## THE RECORDS:

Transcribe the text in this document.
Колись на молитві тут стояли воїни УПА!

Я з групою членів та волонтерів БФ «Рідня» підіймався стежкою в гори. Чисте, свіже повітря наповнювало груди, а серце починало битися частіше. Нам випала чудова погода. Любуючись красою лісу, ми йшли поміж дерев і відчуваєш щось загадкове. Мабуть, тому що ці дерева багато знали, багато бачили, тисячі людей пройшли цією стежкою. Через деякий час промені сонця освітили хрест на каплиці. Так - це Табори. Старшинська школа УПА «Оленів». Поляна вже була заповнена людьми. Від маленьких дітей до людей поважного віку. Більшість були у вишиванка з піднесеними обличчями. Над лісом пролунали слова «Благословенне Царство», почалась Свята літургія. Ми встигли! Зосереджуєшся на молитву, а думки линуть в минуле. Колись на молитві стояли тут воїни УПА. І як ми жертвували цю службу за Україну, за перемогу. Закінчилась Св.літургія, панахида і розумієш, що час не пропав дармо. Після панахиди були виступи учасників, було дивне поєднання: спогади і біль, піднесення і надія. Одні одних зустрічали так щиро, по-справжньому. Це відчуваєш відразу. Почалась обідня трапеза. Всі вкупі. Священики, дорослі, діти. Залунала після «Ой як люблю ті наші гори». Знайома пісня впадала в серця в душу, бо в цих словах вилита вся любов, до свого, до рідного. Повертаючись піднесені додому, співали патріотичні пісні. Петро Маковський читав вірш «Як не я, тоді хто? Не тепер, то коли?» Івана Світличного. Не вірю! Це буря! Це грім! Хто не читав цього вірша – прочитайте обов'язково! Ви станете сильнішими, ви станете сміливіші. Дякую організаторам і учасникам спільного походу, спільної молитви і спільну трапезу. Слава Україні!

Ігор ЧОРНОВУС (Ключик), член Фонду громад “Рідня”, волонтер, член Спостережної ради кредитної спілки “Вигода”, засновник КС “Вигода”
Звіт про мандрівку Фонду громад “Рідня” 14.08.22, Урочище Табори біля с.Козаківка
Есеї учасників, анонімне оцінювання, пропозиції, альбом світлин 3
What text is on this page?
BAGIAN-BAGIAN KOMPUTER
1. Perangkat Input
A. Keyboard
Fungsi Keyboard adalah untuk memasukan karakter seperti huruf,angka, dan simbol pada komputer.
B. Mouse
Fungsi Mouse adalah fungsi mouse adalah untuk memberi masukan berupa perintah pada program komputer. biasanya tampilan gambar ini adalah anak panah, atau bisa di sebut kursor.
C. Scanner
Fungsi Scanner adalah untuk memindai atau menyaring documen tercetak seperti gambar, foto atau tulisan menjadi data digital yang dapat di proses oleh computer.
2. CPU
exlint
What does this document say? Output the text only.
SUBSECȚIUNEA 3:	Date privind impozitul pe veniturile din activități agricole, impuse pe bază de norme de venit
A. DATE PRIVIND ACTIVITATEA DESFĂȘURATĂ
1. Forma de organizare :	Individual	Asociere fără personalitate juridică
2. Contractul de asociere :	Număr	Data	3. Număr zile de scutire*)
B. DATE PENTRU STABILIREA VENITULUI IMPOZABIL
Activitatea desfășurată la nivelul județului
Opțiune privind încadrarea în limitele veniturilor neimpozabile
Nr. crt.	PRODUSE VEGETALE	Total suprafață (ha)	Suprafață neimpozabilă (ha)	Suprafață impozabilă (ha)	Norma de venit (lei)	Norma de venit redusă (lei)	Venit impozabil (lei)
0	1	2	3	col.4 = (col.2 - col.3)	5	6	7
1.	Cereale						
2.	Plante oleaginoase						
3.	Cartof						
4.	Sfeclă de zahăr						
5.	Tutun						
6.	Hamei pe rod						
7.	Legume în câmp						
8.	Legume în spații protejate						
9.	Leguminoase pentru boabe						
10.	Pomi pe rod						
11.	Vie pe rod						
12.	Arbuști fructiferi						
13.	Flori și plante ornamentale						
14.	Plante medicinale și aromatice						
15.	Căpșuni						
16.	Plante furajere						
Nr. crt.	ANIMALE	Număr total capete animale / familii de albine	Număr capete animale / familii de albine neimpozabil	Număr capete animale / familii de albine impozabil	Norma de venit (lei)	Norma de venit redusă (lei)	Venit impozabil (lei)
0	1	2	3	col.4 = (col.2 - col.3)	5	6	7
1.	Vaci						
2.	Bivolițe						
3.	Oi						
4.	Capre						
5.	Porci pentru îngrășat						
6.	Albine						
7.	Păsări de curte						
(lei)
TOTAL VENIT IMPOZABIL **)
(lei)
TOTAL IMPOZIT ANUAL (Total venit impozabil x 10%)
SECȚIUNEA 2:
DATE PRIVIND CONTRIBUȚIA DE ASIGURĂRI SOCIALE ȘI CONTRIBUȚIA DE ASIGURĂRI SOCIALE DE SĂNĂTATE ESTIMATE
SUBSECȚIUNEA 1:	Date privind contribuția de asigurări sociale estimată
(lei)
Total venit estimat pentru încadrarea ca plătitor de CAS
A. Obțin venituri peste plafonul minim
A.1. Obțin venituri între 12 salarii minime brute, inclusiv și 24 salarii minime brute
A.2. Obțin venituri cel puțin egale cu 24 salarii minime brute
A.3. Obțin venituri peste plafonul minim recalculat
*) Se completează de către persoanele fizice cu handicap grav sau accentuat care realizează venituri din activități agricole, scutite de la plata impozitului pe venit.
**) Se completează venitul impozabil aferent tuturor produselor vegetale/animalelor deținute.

## EXERCISE DETAILS:
All of the lines above need to be given again exactly.

## THE REPLY:
Transcribe the text in this document.
Колись на молитві тут стояли воїни УПА!

Я з групою членів та волонтерів БФ «Рідня» підіймався стежкою в гори. Чисте, свіже повітря наповнювало груди, а серце починало битися частіше. Нам випала чудова погода. Любуючись красою лісу, ми йшли поміж дерев і відчуваєш щось загадкове. Мабуть, тому що ці дерева багато знали, багато бачили, тисячі людей пройшли цією стежкою. Через деякий час промені сонця освітили хрест на каплиці. Так - це Табори. Старшинська школа УПА «Оленів». Поляна вже була заповнена людьми. Від маленьких дітей до людей поважного віку. Більшість були у вишиванка з піднесеними обличчями. Над лісом пролунали слова «Благословенне Царство», почалась Свята літургія. Ми встигли! Зосереджуєшся на молитву, а думки линуть в минуле. Колись на молитві стояли тут воїни УПА. І як ми жертвували цю службу за Україну, за перемогу. Закінчилась Св.літургія, панахида і розумієш, що час не пропав дармо. Після панахиди були виступи учасників, було дивне поєднання: спогади і біль, піднесення і надія. Одні одних зустрічали так щиро, по-справжньому. Це відчуваєш відразу. Почалась обідня трапеза. Всі вкупі. Священики, дорослі, діти. Залунала після «Ой як люблю ті наші гори». Знайома пісня впадала в серця в душу, бо в цих словах вилита вся любов, до свого, до рідного. Повертаючись піднесені додому, співали патріотичні пісні. Петро Маковський читав вірш «Як не я, тоді хто? Не тепер, то коли?» Івана Світличного. Не вірю! Це буря! Це грім! Хто не читав цього вірша – прочитайте обов'язково! Ви станете сильнішими, ви станете сміливіші. Дякую організаторам і учасникам спільного походу, спільної молитви і спільну трапезу. Слава Україні!

Ігор ЧОРНОВУС (Ключик), член Фонду громад “Рідня”, волонтер, член Спостережної ради кредитної спілки “Вигода”, засновник КС “Вигода”
Звіт про мандрівку Фонду громад “Рідня” 14.08.22, Урочище Табори біля с.Козаківка
Есеї учасників, анонімне оцінювання, пропозиції, альбом світлин 3
What text is on this page?
BAGIAN-BAGIAN KOMPUTER
1. Perangkat Input
A. Keyboard
Fungsi Keyboard adalah untuk memasukan karakter seperti huruf,angka, dan simbol pada komputer.
B. Mouse
Fungsi Mouse adalah fungsi mouse adalah untuk memberi masukan berupa perintah pada program komputer. biasanya tampilan gambar ini adalah anak panah, atau bisa di sebut kursor.
C. Scanner
Fungsi Scanner adalah untuk memindai atau menyaring documen tercetak seperti gambar, foto atau tulisan menjadi data digital yang dapat di proses oleh computer.
2. CPU
exlint
What does this document say? Output the text only.
SUBSECȚIUNEA 3:	Date privind impozitul pe veniturile din activități agricole, impuse pe bază de norme de venit
A. DATE PRIVIND ACTIVITATEA DESFĂȘURATĂ
1. Forma de organizare :	Individual	Asociere fără personalitate juridică
2. Contractul de asociere :	Număr	Data	3. Număr zile de scutire*)
B. DATE PENTRU STABILIREA VENITULUI IMPOZABIL
Activitatea desfășurată la nivelul județului
Opțiune privind încadrarea în limitele veniturilor neimpozabile
Nr. crt.	PRODUSE VEGETALE	Total suprafață (ha)	Suprafață neimpozabilă (ha)	Suprafață impozabilă (ha)	Norma de venit (lei)	Norma de venit redusă (lei)	Venit impozabil (lei)
0	1	2	3	col.4 = (col.2 - col.3)	5	6	7
1.	Cereale						
2.	Plante oleaginoase						
3.	Cartof						
4.	Sfeclă de zahăr						
5.	Tutun						
6.	Hamei pe rod						
7.	Legume în câmp						
8.	Legume în spații protejate						
9.	Leguminoase pentru boabe						
10.	Pomi pe rod						
11.	Vie pe rod						
12.	Arbuști fructiferi						
13.	Flori și plante ornamentale						
14.	Plante medicinale și aromatice						
15.	Căpșuni						
16.	Plante furajere						
Nr. crt.	ANIMALE	Număr total capete animale / familii de albine	Număr capete animale / familii de albine neimpozabil	Număr capete animale / familii de albine impozabil	Norma de venit (lei)	Norma de venit redusă (lei)	Venit impozabil (lei)
0	1	2	3	col.4 = (col.2 - col.3)	5	6	7
1.	Vaci						
2.	Bivolițe						
3.	Oi						
4.	Capre						
5.	Porci pentru îngrășat						
6.	Albine						
7.	Păsări de curte						
(lei)
TOTAL VENIT IMPOZABIL **)
(lei)
TOTAL IMPOZIT ANUAL (Total venit impozabil x 10%)
SECȚIUNEA 2:
DATE PRIVIND CONTRIBUȚIA DE ASIGURĂRI SOCIALE ȘI CONTRIBUȚIA DE ASIGURĂRI SOCIALE DE SĂNĂTATE ESTIMATE
SUBSECȚIUNEA 1:	Date privind contribuția de asigurări sociale estimată
(lei)
Total venit estimat pentru încadrarea ca plătitor de CAS
A. Obțin venituri peste plafonul minim
A.1. Obțin venituri între 12 salarii minime brute, inclusiv și 24 salarii minime brute
A.2. Obțin venituri cel puțin egale cu 24 salarii minime brute
A.3. Obțin venituri peste plafonul minim recalculat
*) Se completează de către persoanele fizice cu handicap grav sau accentuat care realizează venituri din activități agricole, scutite de la plata impozitului pe venit.
**) Se completează venitul impozabil aferent tuturor produselor vegetale/animalelor deținute.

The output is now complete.